■ **EXTRACT TO READ**
━━━━

Inorganic Thermodynamics: Structures & Lattice Enthalpy FAQ
When do I use Born–Mayer versus Kapustinskii?
Use Born–Mayer (or Born–Landé) when you know the structure type and so can look up its Madelung constant. Use Kapustinskii when you do not have a Madelung constant — for example for a polyatomic-ion salt such as a sulfate — since it only needs the number of ions in the formula unit and thermochemical radii.
Why does a bigger cation give a more thermally stable carbonate or sulfate?
Decomposition makes a small oxide from the salt. A small cation gains a lot of lattice enthalpy by forming that small oxide, providing a strong driving force to decompose. A large cation matches the large carbonate/sulfate anion well and gains relatively little by forming the small oxide, so its salt is more thermally stable and decomposes at a higher temperature.
What controls whether an ionic compound is soluble?
Solubility is a balance: breaking the lattice costs the lattice enthalpy, while hydrating the separated ions releases hydration enthalpy. When hydration enthalpy roughly compensates for lattice enthalpy (and entropy is favourable) the salt dissolves; a very large lattice enthalpy that hydration cannot offset gives low solubility.

━━━━

■ **DATA EXTRACTS**

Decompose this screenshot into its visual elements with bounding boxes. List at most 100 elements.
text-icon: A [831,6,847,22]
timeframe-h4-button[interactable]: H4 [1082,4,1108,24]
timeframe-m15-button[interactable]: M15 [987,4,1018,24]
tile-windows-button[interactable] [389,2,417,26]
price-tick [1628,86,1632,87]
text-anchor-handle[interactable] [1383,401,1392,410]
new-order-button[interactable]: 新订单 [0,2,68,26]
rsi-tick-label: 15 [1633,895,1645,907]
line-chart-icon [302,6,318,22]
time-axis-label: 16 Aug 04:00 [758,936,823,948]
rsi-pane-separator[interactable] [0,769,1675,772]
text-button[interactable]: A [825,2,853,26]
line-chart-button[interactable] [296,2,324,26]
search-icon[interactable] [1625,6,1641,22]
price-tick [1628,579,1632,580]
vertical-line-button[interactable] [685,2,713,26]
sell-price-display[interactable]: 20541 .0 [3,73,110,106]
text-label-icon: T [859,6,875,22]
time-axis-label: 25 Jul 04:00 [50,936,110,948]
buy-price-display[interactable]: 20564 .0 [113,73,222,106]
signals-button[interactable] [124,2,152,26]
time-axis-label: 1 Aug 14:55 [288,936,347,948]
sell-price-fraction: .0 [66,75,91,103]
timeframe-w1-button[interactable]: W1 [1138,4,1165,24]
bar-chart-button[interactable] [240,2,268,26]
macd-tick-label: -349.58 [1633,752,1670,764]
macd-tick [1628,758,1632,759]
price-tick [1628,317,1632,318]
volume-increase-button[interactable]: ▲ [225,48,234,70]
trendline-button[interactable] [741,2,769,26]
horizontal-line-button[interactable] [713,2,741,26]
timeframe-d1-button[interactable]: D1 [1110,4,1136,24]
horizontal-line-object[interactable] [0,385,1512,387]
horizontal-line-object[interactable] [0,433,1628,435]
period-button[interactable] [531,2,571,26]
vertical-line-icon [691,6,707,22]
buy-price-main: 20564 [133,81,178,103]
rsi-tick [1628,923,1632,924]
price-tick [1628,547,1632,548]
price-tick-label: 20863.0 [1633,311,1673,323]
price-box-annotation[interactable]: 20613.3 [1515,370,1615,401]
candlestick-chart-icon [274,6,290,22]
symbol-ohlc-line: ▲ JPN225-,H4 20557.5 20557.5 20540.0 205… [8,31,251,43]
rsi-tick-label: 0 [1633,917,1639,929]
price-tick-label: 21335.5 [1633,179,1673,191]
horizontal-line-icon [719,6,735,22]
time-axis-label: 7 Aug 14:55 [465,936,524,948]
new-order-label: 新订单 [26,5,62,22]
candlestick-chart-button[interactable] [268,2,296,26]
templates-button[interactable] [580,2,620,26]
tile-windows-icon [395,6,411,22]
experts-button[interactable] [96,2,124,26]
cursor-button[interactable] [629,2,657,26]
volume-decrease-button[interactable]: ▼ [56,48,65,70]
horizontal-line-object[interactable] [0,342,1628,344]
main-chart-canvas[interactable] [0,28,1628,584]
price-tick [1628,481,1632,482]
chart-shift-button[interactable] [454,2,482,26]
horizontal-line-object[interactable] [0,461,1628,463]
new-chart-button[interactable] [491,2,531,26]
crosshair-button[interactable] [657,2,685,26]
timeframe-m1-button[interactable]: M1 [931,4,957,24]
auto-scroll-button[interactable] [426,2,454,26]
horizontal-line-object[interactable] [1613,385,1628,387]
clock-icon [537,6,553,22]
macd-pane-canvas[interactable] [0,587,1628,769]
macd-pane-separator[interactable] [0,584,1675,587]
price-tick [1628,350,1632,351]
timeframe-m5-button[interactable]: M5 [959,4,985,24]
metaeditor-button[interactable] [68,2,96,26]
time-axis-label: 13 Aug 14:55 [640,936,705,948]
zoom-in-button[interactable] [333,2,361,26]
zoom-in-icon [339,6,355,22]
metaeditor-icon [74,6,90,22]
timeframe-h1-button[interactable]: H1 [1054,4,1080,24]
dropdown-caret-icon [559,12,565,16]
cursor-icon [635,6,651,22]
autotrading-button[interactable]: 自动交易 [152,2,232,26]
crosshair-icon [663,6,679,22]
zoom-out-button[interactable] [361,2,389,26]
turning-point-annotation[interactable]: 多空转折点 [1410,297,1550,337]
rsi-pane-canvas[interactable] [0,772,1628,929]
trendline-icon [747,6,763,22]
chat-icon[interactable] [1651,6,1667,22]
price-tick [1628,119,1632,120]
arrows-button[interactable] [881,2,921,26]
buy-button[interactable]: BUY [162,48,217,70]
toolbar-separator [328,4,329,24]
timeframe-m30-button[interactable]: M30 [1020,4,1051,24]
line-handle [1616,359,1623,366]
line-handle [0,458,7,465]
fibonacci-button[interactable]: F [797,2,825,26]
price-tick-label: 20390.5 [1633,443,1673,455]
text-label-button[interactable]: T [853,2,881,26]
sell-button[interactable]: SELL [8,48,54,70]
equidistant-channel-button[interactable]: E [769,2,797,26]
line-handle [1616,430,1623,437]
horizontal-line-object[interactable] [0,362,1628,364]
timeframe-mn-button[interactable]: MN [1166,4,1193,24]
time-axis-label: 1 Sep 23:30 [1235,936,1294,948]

━━━━

■ **ASSIGNED TASK A**
Echo the lattice enthalpy FAQ word for word, from "Decomposition makes a" up to and including "gives low solubility.".
■ **ASSIGNED TASK B**
Name every method the lattice enthalpy FAQ mentions for working out lattice enthalpy.
■ **ASSIGNED TASK C**
Pick up the lattice enthalpy FAQ right after its final sentence and keep it going.

■ **RESPONSE A**
Decomposition makes a small oxide from the salt. A small cation gains a lot of lattice enthalpy by forming that small oxide, providing a strong driving force to decompose. A large cation matches the large carbonate/sulfate anion well and gains relatively little by forming the small oxide, so its salt is more thermally stable and decomposes at a higher temperature.
What controls whether an ionic compound is soluble?
Solubility is a balance: breaking the lattice costs the lattice enthalpy, while hydrating the separated ions releases hydration enthalpy. When hydration enthalpy roughly compensates for lattice enthalpy (and entropy is favourable) the salt dissolves; a very large lattice enthalpy that hydration cannot offset gives low solubility.

■ **RESPONSE B**
Born–Mayer, Born–Landé, Kapustinskii

■ **RESPONSE C**
Exam move
Drill the Born–Haber cycle as a sign-bookkeeping exercise until you can build it from a blank page and solve for any leg. Memorise the two proportionalities ΔHL ∝ |z₊z₋| and ∝ 1/d — they answer most qualitative trend questions in one line. For the equations, know which to reach for (Born–Mayer if you have a Madelung constant, Kapustinskii if you do not) rather than the constants themselves, which are supplied. Practise converting ionic radii into an interionic distance d in pm before substituting. Tie the structure types to coordination numbers and hole-filling so you can justify why a given salt adopts NaCl vs CsCl vs fluorite. Finish with thermal-stability and solubility reasoning, both of which reduce to lattice-enthalpy-versus-(hydration or anion-size) arguments.